BEGIN

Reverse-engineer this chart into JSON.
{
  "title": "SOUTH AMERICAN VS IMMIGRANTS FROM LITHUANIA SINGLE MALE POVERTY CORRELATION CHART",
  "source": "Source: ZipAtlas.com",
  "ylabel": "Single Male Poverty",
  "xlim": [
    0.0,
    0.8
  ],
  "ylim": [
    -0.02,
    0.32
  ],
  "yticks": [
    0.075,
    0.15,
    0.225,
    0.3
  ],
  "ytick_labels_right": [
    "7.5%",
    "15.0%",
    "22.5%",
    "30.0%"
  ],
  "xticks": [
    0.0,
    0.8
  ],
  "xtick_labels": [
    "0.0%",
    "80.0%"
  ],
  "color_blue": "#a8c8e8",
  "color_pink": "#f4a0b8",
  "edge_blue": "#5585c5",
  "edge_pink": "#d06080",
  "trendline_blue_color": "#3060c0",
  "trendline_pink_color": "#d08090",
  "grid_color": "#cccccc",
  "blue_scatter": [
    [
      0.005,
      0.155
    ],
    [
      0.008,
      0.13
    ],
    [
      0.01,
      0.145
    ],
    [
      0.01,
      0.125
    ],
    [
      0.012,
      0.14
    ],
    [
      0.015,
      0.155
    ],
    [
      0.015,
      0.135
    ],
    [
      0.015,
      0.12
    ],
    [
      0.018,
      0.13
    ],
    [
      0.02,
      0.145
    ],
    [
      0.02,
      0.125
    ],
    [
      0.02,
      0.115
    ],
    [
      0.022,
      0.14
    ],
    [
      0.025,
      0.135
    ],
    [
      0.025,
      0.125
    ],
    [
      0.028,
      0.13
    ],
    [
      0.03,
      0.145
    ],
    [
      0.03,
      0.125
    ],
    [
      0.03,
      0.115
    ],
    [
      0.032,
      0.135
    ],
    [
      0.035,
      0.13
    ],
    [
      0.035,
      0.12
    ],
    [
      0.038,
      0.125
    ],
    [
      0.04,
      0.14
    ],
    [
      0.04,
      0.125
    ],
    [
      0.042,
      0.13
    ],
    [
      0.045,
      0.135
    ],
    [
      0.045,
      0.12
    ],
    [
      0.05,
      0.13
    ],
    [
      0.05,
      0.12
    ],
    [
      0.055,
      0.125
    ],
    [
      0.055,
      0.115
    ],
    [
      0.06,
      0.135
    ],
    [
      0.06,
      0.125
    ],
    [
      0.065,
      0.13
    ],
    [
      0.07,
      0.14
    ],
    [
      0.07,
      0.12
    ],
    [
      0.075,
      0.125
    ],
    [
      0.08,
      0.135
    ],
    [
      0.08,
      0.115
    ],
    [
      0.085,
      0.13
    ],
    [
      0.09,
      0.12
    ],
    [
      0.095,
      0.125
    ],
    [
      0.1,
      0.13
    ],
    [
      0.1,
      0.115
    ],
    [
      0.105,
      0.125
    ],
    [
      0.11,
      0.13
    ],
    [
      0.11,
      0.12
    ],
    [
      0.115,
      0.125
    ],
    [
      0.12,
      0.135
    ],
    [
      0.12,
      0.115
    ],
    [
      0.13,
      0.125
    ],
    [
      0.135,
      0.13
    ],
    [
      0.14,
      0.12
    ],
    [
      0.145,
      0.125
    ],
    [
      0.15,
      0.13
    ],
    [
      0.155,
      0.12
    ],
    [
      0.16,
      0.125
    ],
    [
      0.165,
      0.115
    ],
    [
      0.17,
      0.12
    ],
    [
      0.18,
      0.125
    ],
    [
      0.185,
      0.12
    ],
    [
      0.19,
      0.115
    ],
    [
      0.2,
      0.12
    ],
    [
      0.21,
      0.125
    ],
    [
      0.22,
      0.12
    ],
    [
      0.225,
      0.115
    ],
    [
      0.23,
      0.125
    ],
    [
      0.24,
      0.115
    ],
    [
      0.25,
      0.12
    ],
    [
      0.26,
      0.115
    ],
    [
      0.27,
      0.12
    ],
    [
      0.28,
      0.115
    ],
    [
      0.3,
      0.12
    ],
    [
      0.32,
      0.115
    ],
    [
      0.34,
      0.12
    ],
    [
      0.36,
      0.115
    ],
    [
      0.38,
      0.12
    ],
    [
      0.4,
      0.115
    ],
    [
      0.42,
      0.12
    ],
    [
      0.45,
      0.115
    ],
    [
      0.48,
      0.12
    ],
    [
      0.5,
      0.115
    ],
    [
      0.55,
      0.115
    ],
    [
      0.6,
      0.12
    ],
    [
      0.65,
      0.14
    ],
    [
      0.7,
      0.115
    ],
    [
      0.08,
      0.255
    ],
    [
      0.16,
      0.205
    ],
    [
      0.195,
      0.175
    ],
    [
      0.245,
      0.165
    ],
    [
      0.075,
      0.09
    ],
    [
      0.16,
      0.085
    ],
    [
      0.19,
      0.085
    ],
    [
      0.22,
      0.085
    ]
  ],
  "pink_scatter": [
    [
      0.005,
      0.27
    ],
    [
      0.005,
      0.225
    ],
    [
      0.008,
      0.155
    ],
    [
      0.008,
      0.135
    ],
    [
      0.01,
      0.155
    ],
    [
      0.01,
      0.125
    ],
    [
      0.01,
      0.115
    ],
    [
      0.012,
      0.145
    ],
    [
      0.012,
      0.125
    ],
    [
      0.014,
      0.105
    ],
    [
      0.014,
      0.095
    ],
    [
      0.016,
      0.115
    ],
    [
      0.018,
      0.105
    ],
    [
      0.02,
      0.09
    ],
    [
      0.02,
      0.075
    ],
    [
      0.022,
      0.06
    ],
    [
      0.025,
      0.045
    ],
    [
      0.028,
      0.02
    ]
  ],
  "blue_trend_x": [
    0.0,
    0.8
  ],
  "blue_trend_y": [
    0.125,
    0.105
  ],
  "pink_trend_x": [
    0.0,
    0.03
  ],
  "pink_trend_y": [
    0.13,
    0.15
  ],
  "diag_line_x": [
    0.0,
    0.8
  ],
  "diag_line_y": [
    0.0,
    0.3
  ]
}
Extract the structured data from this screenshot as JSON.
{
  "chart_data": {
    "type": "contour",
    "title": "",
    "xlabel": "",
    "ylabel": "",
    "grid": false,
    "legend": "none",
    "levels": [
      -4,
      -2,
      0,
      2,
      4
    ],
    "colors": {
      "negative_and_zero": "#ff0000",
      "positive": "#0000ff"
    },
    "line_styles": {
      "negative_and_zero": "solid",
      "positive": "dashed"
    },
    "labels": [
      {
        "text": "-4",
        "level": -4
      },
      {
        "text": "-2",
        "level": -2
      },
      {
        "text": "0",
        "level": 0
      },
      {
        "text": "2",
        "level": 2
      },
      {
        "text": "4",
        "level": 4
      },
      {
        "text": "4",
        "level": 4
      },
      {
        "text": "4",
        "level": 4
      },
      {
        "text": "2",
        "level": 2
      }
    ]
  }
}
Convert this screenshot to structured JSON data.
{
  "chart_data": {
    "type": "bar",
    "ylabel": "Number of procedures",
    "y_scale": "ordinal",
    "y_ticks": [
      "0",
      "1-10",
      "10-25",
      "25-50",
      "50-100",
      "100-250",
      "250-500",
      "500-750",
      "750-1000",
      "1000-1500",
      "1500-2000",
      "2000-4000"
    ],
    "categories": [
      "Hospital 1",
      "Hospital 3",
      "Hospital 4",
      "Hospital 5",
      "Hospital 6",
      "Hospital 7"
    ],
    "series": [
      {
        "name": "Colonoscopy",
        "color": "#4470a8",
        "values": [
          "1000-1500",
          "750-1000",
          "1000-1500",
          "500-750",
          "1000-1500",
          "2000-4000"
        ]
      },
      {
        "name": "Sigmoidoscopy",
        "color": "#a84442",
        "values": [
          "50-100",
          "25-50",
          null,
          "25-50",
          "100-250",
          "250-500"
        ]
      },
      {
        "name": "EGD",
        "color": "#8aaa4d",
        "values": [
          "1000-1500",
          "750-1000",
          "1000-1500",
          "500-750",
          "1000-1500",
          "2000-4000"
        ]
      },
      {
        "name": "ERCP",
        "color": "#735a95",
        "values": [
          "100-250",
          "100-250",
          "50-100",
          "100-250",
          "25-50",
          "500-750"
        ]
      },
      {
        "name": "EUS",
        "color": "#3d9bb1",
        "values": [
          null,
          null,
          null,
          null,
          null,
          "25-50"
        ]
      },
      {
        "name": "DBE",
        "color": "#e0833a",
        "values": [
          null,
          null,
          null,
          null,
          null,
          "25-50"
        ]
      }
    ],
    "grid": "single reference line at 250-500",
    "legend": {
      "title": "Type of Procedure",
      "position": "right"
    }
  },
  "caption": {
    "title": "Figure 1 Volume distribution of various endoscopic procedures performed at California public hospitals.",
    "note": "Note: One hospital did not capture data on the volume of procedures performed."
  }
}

END

#### Work to be completed
Return every line of the preceding records in which the word "name" appears.

#### Full output
        "name": "Colonoscopy",
        "name": "Sigmoidoscopy",
        "name": "EGD",
        "name": "ERCP",
        "name": "EUS",
        "name": "DBE",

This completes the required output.